Partly, the surprise at such swings comes from shortsightedness and ignorance, both by politicians and the public. After all, we live in an era of flavor-of-the-year fads and ten-second attention spans, combined with an utterly wretched academic knowledge of history and civics among most of the populace. The tawdry misadventures of Justin Beiber and the Kardashian women are more important than the national debt or Middle East policy for far too many people, and that’s just pathetic! Part of the problem is that each hapless-ignoramus vote, from some schlub or ditz who can’t even name the three branches of government, counts the same as each vote from those of us who can name every member of the Supreme Court and who actually study the issues.

Politicians of both–yes, both–sides pander shamelessly to that ignorance, and the fear that they can fuel as a result. Those evil bad guys are going to take away your welfare check (left), religious freedom (right), bedroom behavior (left), guns (right), clean air (left), kids’ education (both), privacy (both), money (both)! And there are just enough nuggets of worst-case scenario truth and slippery-slope potential in such fear-mongering to make it somewhat believable. Don’t think this isn’t by design either; elections have proven to be won that way for generations. The Republicrat monolith that spawned NSA domestic spying and quantitative easing (corporate welfare if there ever was) then plays both leftists, and conservatives like me, for the sucker, because of a lack of alternatives.

Does this mean a continual mandate for compromise? Perhaps, on some issues that are not binary and where compromise is possible–usually economic ones where budgeting lines can be drawn in between partisan preferences. Both sides have a history of offering profuse lip service to compromise until it means they actually have to give up something. For example, compromise can be done on social squabbles like so-called “gay marriage”–and here’s how. Civil unions are a middle ground between zero recognition and full advocacy. The middle is always best, right?–or so the few true centrists claim. [I obviously do not agree, and neither do my mirror images on the left.] However, the left flatly refuses to compromise on that issue, revealing itself as hypocritical when complaining that the right refuses to compromise on any issue. And so the no-recognition and full-“marriage” sides dig in because neither want to accept that middle solution.

[As an aside, yes, I put “gay marriage” in quotes deliberately and without apology, because marriage by definition cannot be anything but man-woman; yet somehow I am just centrist enough on this specific issue to support legal recognition of civil unions for those who are seeking benefits related thereto. In fact, there is a very solid Libertarian argument, rooted in a literal reading of the Constitution, for no Federal involvement or recognition of any sort of marriage.]

Speaking of Republicrats: Secondarily, but importantly, we have no large, self-sustaining, third-party choices; as such, the electorate keeps being presented with a ceaseless somewhat-right R vs. far-left D target when what it often claims to want is the middle. I’m not sure a third party is much of a solution, however, because for every Tea Party that might rise up, so might a Green Party, and the republican democracy gets even more fragmented and fractious. As has happened in Europe, the Greens would siphon off votes for prevailing leftist party. The Tea Party (where I most closely fit) would siphon conservatives from Republican ranks. The Libertarians would siphon both. Good luck getting a majority on much of anything under that model, outside the occasional Green-Democrat or Tea-Republican coalition, and what does that yield? The same stinking dichotomy we have now anyway!

-- DATA LINES --
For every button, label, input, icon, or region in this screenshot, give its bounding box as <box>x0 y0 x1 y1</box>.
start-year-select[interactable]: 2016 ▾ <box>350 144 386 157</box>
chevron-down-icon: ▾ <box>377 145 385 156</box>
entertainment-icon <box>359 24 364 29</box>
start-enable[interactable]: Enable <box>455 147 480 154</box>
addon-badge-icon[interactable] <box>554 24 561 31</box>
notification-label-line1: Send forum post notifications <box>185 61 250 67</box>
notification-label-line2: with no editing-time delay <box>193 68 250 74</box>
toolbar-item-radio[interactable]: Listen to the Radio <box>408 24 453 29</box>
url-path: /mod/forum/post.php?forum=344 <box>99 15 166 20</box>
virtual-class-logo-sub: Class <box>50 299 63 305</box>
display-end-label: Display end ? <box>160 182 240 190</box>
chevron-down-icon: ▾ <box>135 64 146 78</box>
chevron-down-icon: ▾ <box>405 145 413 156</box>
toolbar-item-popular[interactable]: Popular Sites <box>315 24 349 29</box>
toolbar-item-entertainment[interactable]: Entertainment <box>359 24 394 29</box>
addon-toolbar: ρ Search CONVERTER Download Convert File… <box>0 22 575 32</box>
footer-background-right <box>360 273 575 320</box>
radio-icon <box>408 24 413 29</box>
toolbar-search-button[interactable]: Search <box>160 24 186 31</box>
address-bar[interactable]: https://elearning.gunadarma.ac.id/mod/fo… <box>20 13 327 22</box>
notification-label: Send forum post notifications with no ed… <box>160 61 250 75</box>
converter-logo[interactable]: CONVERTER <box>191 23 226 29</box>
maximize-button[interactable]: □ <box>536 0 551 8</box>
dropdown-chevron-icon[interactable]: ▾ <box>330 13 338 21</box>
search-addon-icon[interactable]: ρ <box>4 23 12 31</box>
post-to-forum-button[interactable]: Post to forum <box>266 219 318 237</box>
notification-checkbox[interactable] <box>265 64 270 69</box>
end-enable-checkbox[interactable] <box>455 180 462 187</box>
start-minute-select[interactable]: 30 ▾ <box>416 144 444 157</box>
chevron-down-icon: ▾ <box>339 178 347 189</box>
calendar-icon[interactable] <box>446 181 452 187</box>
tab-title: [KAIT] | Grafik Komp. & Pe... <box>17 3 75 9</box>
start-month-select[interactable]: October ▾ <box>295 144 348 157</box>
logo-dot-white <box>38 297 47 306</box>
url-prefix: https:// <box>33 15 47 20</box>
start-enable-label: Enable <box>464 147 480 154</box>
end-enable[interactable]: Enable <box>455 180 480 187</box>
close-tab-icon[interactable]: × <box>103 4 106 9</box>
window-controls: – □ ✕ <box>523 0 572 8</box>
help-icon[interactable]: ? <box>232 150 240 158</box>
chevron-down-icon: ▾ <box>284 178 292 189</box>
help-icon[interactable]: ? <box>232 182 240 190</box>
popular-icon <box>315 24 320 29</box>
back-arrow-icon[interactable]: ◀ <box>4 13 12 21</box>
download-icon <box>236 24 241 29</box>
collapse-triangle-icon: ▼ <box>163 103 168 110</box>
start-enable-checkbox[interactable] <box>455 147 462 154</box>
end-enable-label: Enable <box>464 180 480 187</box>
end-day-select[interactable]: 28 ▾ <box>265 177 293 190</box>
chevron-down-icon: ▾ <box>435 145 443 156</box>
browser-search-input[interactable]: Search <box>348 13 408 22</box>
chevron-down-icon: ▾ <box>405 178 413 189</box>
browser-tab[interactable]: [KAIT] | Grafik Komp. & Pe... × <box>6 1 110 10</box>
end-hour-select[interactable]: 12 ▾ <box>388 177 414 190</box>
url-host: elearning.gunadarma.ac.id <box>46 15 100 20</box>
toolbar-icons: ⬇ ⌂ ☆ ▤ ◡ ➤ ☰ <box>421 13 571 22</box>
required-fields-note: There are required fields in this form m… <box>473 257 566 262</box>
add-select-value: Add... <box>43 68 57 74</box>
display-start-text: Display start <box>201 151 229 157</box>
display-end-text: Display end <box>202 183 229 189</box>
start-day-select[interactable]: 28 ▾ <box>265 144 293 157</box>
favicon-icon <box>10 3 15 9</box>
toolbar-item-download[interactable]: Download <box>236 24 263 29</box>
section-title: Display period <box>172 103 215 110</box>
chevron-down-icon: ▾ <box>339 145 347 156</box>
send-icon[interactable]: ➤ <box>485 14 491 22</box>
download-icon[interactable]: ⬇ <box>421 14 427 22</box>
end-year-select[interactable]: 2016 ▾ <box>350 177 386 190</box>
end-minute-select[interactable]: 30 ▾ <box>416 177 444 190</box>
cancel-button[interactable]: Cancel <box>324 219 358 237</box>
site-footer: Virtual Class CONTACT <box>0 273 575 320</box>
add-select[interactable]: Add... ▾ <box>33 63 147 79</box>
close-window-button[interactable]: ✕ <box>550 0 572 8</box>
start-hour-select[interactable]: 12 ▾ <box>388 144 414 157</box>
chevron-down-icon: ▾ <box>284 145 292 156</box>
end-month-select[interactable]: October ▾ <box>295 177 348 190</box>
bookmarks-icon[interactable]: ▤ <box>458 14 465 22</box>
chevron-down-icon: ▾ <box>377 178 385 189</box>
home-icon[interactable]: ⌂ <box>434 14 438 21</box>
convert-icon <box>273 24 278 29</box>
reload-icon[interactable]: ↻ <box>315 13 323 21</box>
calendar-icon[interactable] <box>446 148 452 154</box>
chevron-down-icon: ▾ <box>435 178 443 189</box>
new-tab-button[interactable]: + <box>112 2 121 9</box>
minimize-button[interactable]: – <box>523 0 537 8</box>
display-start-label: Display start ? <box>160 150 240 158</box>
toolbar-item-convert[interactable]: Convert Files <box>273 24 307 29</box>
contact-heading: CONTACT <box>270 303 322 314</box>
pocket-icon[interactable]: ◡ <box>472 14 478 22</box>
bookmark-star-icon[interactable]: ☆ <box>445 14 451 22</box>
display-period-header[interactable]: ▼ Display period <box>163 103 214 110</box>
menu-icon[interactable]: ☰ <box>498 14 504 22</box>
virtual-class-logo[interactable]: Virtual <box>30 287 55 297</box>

-- TASKS TO CARRY OUT --
a) In the political essay, which party does the writer say they most closely fit?
b) Repeat the political essay starting at the words "Partly, the surprise" and stopping after "study the issues.".
c) Pick up the political essay after its last sentence and keep writing it.

-- RESPONSES --
a) The Tea Party.

b)
Partly, the surprise at such swings comes from shortsightedness and ignorance, both by politicians and the public. After all, we live in an era of flavor-of-the-year fads and ten-second attention spans, combined with an utterly wretched academic knowledge of history and civics among most of the populace. The tawdry misadventures of Justin Beiber and the Kardashian women are more important than the national debt or Middle East policy for far too many people, and that’s just pathetic! Part of the problem is that each hapless-ignoramus vote, from some schlub or ditz who can’t even name the three branches of government, counts the same as each vote from those of us who can name every member of the Supreme Court and who actually study the issues.

c)
Personally, I tend not to advocate the middle ground most of the time. I am staunchly conservative and freely state this, with no reservation. Calling me a “right winger” is not just a compliment but a badge of honor. I won’t even pretend to be centrist on most matters, because I am not pretentious. I freely admit that I don’t want compromise on a lot of issues–because it only means taking this nation halfway to hell instead of all the way. If middle-road compromise is always the best solution, all the time, no exceptions, then…I am part of the problem, and moreover, am glad of it. [Now you be honest and ask yourself, is the middle unfailingly the best path, every time, all the time?] If more of my left-wing friends would quit falsely claiming to be centrists and compromise-seeking, and instead, be brutally honest and admit a mirror image of my own unwillingness to yield on many issues, we’d at least understand each other better in our endless disparity! We won’t agree anyway, so what’s the point of play-acting like we ever could?

That said, I also admit that compromise (as malodorous and “sellout” as it seems to me in many cases) is a time-honored part of solving some problems facing this country. It can be beneficial in the net to make compromises that neither side fully likes, on some (not all) issues. There sometimes is merit to the old adage that you’re doing something right if you manage to enrage both sides.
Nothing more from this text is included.